§ Goal
Restate, word for word, all of the material shown below.

§ Excerpted records
*****

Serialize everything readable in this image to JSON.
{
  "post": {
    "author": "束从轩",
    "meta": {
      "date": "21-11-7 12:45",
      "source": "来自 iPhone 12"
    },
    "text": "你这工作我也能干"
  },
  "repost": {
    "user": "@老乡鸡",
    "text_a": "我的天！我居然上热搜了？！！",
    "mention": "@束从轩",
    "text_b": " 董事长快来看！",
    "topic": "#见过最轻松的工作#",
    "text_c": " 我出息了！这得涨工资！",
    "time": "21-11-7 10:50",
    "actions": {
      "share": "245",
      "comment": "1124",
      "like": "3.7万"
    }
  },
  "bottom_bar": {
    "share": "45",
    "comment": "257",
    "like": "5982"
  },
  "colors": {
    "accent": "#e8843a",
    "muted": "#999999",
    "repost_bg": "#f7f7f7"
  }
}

*****

§ Solution below
Serialize everything readable in this image to JSON.
{
  "post": {
    "author": "束从轩",
    "meta": {
      "date": "21-11-7 12:45",
      "source": "来自 iPhone 12"
    },
    "text": "你这工作我也能干"
  },
  "repost": {
    "user": "@老乡鸡",
    "text_a": "我的天！我居然上热搜了？！！",
    "mention": "@束从轩",
    "text_b": " 董事长快来看！",
    "topic": "#见过最轻松的工作#",
    "text_c": " 我出息了！这得涨工资！",
    "time": "21-11-7 10:50",
    "actions": {
      "share": "245",
      "comment": "1124",
      "like": "3.7万"
    }
  },
  "bottom_bar": {
    "share": "45",
    "comment": "257",
    "like": "5982"
  },
  "colors": {
    "accent": "#e8843a",
    "muted": "#999999",
    "repost_bg": "#f7f7f7"
  }
}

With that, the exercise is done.